Records from a dataset:
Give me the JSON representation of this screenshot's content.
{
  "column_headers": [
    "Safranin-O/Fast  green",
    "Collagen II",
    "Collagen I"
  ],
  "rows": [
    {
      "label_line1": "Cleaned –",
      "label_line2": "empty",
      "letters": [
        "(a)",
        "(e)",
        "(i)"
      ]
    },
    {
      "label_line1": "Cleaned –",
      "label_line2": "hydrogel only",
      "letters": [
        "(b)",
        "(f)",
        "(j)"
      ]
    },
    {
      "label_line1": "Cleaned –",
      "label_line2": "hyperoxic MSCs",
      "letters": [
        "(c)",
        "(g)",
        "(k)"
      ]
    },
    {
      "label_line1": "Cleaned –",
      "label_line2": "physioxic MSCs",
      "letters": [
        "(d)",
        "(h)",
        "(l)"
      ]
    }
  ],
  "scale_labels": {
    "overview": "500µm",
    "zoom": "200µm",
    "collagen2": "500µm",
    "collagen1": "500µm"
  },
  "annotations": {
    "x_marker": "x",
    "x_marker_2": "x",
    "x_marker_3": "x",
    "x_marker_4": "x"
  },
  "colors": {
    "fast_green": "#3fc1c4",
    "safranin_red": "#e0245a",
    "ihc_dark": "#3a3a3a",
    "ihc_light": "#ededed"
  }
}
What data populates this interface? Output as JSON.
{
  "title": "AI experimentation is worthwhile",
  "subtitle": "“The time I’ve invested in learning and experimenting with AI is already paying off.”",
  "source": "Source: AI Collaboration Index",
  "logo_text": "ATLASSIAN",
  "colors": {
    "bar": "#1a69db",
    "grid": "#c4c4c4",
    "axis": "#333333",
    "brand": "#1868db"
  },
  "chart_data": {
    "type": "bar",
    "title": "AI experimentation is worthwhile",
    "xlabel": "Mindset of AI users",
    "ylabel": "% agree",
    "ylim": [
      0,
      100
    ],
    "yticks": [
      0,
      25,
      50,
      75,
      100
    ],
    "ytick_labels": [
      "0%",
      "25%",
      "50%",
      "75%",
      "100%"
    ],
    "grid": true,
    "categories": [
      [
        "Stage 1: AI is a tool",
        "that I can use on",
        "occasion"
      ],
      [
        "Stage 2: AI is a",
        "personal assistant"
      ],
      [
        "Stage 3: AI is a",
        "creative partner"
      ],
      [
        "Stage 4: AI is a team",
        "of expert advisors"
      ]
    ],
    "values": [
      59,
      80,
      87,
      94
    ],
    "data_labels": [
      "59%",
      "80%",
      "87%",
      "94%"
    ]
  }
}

**WHAT YOU SHOULD DO:** Everything in the listing above should be restated exactly.

**COMPLETE ANSWER:**
Give me the JSON representation of this screenshot's content.
{
  "column_headers": [
    "Safranin-O/Fast  green",
    "Collagen II",
    "Collagen I"
  ],
  "rows": [
    {
      "label_line1": "Cleaned –",
      "label_line2": "empty",
      "letters": [
        "(a)",
        "(e)",
        "(i)"
      ]
    },
    {
      "label_line1": "Cleaned –",
      "label_line2": "hydrogel only",
      "letters": [
        "(b)",
        "(f)",
        "(j)"
      ]
    },
    {
      "label_line1": "Cleaned –",
      "label_line2": "hyperoxic MSCs",
      "letters": [
        "(c)",
        "(g)",
        "(k)"
      ]
    },
    {
      "label_line1": "Cleaned –",
      "label_line2": "physioxic MSCs",
      "letters": [
        "(d)",
        "(h)",
        "(l)"
      ]
    }
  ],
  "scale_labels": {
    "overview": "500µm",
    "zoom": "200µm",
    "collagen2": "500µm",
    "collagen1": "500µm"
  },
  "annotations": {
    "x_marker": "x",
    "x_marker_2": "x",
    "x_marker_3": "x",
    "x_marker_4": "x"
  },
  "colors": {
    "fast_green": "#3fc1c4",
    "safranin_red": "#e0245a",
    "ihc_dark": "#3a3a3a",
    "ihc_light": "#ededed"
  }
}
What data populates this interface? Output as JSON.
{
  "title": "AI experimentation is worthwhile",
  "subtitle": "“The time I’ve invested in learning and experimenting with AI is already paying off.”",
  "source": "Source: AI Collaboration Index",
  "logo_text": "ATLASSIAN",
  "colors": {
    "bar": "#1a69db",
    "grid": "#c4c4c4",
    "axis": "#333333",
    "brand": "#1868db"
  },
  "chart_data": {
    "type": "bar",
    "title": "AI experimentation is worthwhile",
    "xlabel": "Mindset of AI users",
    "ylabel": "% agree",
    "ylim": [
      0,
      100
    ],
    "yticks": [
      0,
      25,
      50,
      75,
      100
    ],
    "ytick_labels": [
      "0%",
      "25%",
      "50%",
      "75%",
      "100%"
    ],
    "grid": true,
    "categories": [
      [
        "Stage 1: AI is a tool",
        "that I can use on",
        "occasion"
      ],
      [
        "Stage 2: AI is a",
        "personal assistant"
      ],
      [
        "Stage 3: AI is a",
        "creative partner"
      ],
      [
        "Stage 4: AI is a team",
        "of expert advisors"
      ]
    ],
    "values": [
      59,
      80,
      87,
      94
    ],
    "data_labels": [
      "59%",
      "80%",
      "87%",
      "94%"
    ]
  }
}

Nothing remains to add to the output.